**PROMPT**
Make an exact copy of all the records.

**DATA ENTRIES**

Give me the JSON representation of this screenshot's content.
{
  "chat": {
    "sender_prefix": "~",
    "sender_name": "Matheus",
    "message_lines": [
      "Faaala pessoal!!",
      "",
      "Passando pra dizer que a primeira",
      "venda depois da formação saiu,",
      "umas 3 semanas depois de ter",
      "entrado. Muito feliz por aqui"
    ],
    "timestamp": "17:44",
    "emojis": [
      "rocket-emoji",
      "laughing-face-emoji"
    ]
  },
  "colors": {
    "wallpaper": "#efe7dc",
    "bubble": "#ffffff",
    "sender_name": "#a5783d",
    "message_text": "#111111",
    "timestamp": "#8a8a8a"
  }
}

**WRITTEN RESPONSE**
Give me the JSON representation of this screenshot's content.
{
  "chat": {
    "sender_prefix": "~",
    "sender_name": "Matheus",
    "message_lines": [
      "Faaala pessoal!!",
      "",
      "Passando pra dizer que a primeira",
      "venda depois da formação saiu,",
      "umas 3 semanas depois de ter",
      "entrado. Muito feliz por aqui"
    ],
    "timestamp": "17:44",
    "emojis": [
      "rocket-emoji",
      "laughing-face-emoji"
    ]
  },
  "colors": {
    "wallpaper": "#efe7dc",
    "bubble": "#ffffff",
    "sender_name": "#a5783d",
    "message_text": "#111111",
    "timestamp": "#8a8a8a"
  }
}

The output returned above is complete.